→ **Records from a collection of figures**
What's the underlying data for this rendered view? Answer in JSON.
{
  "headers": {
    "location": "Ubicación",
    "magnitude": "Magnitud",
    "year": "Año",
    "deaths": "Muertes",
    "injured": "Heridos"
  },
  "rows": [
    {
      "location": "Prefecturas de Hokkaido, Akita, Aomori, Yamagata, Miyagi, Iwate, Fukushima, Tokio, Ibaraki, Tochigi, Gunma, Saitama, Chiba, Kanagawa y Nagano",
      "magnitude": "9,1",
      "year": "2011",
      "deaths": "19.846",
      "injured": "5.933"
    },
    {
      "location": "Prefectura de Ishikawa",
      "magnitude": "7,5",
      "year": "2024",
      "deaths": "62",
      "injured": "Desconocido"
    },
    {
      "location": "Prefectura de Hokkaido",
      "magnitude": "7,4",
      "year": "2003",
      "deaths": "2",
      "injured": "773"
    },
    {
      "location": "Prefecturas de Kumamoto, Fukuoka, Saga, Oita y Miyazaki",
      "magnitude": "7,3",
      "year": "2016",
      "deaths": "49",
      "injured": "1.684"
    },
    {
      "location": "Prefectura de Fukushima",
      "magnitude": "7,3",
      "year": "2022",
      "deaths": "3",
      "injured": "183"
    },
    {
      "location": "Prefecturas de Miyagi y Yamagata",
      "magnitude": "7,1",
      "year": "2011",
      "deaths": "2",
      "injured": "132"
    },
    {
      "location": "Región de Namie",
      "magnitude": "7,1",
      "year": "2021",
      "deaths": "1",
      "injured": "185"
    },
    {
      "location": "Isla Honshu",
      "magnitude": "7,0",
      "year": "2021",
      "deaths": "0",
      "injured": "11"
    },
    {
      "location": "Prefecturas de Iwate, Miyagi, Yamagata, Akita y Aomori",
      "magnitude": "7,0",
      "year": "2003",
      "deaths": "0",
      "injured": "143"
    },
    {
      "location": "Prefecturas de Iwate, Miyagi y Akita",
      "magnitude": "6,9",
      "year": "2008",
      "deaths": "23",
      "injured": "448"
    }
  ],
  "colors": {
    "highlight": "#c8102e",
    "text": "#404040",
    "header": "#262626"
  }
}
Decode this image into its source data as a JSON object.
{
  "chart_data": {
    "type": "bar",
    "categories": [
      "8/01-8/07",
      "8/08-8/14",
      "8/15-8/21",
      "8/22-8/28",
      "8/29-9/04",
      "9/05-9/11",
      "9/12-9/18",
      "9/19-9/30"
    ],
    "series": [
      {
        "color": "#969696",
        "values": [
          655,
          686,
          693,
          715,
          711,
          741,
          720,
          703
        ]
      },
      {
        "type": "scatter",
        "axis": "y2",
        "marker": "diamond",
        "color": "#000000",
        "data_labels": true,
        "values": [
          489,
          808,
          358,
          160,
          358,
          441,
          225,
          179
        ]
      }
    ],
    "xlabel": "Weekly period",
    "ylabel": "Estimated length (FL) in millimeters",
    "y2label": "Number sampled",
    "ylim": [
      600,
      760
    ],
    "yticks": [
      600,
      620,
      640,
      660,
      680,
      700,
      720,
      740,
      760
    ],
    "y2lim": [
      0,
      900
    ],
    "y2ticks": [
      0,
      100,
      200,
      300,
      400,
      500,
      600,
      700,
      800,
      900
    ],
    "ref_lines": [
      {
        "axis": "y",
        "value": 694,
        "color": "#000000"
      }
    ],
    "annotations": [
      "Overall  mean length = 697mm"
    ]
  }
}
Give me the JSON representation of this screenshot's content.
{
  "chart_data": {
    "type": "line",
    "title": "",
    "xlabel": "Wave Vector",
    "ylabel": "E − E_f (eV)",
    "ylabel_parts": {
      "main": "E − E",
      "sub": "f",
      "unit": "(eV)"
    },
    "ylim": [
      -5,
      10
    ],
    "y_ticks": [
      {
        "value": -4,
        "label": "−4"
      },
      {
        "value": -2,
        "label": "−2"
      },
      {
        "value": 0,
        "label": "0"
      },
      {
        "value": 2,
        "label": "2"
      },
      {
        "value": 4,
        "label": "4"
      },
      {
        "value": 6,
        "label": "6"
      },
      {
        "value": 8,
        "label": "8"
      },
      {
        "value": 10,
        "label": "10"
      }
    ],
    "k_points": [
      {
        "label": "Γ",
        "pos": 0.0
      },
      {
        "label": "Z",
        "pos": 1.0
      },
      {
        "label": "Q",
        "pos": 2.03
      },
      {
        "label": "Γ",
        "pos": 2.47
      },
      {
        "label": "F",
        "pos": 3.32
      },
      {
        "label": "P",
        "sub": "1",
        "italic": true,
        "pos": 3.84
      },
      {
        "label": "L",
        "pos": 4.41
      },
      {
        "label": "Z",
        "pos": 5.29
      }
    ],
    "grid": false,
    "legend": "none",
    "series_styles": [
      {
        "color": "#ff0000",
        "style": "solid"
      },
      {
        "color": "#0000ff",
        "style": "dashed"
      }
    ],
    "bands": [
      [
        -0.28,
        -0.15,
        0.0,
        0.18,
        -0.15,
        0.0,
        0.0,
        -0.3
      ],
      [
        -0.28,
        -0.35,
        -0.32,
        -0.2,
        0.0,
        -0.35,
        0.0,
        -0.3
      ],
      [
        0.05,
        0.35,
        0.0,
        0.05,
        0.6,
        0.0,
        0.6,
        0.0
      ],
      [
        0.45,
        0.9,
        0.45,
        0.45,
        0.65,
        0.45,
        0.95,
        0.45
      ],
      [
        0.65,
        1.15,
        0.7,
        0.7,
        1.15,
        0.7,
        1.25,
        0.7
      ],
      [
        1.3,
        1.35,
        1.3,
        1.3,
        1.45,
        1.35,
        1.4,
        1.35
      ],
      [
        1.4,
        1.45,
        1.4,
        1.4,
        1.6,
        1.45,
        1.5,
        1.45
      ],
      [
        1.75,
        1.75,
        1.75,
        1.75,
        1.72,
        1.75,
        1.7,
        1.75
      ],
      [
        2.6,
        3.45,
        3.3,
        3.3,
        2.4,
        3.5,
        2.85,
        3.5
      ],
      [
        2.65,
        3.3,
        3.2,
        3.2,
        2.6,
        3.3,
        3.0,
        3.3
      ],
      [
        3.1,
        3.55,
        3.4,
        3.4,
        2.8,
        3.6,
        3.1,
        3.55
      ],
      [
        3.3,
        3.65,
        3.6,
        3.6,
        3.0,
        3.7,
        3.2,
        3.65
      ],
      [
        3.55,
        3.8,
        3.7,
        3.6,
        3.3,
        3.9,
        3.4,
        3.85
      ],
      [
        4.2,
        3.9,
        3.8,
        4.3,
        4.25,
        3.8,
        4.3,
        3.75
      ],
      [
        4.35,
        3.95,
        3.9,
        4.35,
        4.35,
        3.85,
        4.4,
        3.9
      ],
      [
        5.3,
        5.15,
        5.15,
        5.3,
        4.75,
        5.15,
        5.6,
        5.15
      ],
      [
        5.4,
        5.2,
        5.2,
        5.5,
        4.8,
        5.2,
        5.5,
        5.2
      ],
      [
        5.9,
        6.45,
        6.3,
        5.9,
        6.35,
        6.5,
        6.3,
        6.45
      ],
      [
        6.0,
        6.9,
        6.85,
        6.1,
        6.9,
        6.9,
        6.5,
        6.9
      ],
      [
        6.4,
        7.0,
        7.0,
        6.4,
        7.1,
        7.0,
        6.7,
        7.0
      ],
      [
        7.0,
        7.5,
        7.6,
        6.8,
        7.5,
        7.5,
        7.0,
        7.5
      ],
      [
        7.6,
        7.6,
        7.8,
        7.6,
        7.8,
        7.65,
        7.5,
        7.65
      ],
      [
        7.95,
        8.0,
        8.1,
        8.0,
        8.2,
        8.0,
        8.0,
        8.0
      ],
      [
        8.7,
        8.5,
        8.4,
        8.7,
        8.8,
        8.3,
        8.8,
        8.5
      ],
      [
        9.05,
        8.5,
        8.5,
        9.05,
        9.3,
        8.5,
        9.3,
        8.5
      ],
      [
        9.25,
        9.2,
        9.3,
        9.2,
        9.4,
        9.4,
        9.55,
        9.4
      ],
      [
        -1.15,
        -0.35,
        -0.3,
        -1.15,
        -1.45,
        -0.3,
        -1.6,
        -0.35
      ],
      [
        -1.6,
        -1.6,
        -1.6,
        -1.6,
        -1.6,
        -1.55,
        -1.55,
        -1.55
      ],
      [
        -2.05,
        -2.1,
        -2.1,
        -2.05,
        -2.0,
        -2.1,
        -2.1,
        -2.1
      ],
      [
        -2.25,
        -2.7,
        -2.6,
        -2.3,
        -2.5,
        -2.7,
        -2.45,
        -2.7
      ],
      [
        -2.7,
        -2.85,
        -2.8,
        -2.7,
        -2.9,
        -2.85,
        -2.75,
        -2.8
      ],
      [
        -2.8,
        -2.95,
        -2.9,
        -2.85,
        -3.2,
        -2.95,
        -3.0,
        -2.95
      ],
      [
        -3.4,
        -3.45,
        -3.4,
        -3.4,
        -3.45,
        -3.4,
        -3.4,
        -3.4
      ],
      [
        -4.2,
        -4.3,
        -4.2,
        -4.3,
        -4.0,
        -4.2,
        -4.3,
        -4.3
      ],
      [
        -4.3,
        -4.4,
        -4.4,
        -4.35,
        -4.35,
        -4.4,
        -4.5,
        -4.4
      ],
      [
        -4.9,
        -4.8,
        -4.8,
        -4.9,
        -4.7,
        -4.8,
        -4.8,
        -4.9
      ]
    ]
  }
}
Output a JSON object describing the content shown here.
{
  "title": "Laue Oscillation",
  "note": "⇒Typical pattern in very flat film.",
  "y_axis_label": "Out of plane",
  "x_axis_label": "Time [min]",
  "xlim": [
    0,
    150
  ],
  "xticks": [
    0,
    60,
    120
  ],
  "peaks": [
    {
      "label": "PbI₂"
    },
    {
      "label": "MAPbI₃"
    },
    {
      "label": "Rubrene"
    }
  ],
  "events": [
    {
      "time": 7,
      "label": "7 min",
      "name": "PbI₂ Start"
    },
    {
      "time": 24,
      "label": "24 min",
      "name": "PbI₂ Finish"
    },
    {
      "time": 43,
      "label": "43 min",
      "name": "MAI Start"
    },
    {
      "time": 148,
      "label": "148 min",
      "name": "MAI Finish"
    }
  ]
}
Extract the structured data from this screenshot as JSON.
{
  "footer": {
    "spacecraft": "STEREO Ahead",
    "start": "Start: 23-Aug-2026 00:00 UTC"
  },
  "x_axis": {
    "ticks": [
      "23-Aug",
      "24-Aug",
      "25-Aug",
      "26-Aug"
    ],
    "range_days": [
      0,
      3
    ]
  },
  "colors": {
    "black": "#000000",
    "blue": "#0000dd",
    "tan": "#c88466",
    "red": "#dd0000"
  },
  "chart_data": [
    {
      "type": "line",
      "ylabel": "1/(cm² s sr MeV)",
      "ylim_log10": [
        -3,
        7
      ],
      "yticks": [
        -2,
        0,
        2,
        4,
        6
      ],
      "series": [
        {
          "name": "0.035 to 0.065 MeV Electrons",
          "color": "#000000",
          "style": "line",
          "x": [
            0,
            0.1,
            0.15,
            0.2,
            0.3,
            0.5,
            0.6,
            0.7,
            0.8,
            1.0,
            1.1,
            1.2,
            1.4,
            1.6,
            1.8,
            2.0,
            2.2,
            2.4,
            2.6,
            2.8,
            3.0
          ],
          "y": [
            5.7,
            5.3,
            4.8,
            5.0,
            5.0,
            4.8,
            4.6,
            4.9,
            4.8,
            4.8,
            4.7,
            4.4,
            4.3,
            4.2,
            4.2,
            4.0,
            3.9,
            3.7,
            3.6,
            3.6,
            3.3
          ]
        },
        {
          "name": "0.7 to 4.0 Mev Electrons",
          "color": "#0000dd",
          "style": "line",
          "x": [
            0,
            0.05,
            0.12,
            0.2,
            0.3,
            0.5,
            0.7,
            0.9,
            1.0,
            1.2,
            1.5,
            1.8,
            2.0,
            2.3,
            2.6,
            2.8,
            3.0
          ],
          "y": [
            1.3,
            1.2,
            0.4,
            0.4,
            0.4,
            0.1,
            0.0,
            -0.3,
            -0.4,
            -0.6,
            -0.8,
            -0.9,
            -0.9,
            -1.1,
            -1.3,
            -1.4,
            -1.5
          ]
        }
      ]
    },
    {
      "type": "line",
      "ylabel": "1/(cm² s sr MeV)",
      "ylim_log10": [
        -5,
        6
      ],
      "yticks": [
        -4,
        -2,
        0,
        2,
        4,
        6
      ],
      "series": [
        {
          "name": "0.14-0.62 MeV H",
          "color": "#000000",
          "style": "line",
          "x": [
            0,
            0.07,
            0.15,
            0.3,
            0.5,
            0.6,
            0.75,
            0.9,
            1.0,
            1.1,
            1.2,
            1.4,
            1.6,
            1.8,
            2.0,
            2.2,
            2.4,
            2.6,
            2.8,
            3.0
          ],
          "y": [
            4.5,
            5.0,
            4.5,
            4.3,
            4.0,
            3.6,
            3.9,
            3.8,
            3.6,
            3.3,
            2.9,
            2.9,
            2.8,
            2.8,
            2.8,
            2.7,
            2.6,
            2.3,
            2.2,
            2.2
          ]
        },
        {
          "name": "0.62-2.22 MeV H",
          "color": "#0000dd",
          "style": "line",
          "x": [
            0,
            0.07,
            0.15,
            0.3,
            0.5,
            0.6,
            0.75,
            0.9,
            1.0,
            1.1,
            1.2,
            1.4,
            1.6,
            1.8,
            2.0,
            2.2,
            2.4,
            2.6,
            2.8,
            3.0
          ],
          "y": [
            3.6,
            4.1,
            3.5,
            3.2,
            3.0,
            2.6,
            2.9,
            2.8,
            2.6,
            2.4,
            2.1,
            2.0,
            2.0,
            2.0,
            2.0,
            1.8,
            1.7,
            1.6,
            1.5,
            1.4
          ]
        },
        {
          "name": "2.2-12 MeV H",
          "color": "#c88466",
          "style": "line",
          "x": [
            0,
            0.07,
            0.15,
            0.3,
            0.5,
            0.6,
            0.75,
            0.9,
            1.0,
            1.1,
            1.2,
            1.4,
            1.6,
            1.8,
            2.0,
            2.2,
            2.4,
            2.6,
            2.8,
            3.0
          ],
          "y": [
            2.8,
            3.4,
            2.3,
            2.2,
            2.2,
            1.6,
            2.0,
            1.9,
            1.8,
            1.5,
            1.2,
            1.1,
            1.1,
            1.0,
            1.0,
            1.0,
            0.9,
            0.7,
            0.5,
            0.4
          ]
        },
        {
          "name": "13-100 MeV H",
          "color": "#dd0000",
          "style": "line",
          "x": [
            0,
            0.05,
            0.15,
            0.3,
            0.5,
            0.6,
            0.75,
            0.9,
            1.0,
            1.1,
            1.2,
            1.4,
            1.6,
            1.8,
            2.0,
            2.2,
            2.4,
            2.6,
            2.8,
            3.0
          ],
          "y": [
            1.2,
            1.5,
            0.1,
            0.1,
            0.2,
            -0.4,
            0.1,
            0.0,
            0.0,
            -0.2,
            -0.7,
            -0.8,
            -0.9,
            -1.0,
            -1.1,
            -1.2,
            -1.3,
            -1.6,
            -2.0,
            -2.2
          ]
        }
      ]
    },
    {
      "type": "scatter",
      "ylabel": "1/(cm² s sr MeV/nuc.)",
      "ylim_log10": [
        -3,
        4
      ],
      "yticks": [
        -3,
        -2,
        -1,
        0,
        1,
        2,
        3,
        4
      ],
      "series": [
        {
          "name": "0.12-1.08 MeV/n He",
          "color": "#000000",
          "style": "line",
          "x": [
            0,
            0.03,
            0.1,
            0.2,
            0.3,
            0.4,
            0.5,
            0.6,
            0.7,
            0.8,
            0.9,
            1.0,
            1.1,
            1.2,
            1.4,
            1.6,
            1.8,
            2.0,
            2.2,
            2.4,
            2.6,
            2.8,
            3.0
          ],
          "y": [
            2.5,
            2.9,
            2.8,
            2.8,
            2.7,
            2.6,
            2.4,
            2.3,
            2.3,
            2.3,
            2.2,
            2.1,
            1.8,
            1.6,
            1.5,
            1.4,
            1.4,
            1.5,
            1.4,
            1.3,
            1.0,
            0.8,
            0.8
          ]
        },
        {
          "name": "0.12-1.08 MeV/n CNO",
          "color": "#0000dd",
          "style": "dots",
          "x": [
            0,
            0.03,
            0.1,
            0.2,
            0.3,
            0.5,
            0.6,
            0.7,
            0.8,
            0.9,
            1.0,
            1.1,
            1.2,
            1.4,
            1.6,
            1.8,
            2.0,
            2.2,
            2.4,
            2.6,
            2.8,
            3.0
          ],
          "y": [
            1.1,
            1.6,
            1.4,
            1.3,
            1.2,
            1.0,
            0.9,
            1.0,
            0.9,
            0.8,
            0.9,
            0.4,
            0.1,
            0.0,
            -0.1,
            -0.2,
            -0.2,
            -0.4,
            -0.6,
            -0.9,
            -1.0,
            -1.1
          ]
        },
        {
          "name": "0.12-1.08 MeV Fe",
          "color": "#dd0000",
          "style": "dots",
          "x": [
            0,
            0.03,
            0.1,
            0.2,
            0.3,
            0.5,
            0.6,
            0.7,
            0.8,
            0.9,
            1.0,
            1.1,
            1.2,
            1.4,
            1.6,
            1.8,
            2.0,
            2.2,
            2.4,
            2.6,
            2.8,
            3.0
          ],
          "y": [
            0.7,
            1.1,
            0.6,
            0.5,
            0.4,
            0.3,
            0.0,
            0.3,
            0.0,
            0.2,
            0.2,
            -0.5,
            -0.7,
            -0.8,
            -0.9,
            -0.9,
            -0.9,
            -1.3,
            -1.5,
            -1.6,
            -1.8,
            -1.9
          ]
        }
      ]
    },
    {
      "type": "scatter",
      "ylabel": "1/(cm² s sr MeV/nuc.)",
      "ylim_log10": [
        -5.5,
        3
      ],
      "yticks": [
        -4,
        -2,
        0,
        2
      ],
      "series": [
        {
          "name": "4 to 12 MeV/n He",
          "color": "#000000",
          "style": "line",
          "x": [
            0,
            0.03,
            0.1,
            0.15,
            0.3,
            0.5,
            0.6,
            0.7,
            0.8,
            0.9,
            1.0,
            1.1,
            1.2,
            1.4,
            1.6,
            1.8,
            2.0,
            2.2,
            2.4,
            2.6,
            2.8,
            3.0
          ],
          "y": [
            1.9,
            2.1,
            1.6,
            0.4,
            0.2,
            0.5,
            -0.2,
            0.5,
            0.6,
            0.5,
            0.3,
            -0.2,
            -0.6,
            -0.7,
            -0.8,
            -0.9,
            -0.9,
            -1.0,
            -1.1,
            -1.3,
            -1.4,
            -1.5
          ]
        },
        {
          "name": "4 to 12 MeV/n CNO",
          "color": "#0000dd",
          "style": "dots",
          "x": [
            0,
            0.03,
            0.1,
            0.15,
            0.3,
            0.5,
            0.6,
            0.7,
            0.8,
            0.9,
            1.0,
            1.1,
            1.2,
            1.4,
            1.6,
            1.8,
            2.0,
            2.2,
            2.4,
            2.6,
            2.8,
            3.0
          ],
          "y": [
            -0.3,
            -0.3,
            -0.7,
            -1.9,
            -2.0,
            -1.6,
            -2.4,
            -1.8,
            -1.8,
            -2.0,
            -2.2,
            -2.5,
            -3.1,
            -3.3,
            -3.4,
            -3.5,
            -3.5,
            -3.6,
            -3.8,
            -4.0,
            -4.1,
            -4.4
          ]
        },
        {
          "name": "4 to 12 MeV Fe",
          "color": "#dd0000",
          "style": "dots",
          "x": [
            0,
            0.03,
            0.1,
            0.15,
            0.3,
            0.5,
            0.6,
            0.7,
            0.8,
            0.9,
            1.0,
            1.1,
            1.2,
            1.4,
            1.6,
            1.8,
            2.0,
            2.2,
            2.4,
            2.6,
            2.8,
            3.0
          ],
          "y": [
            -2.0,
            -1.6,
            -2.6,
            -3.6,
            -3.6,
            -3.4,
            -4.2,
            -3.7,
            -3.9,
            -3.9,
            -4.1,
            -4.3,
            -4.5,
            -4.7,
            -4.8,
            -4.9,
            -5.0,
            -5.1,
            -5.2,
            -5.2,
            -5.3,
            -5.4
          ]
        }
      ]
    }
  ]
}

→ **The exercise**
Search the data for the string "xlabel" and copy each line where it appears.

→ **Answer to the task**
    "xlabel": "Weekly period",
    "xlabel": "Wave Vector",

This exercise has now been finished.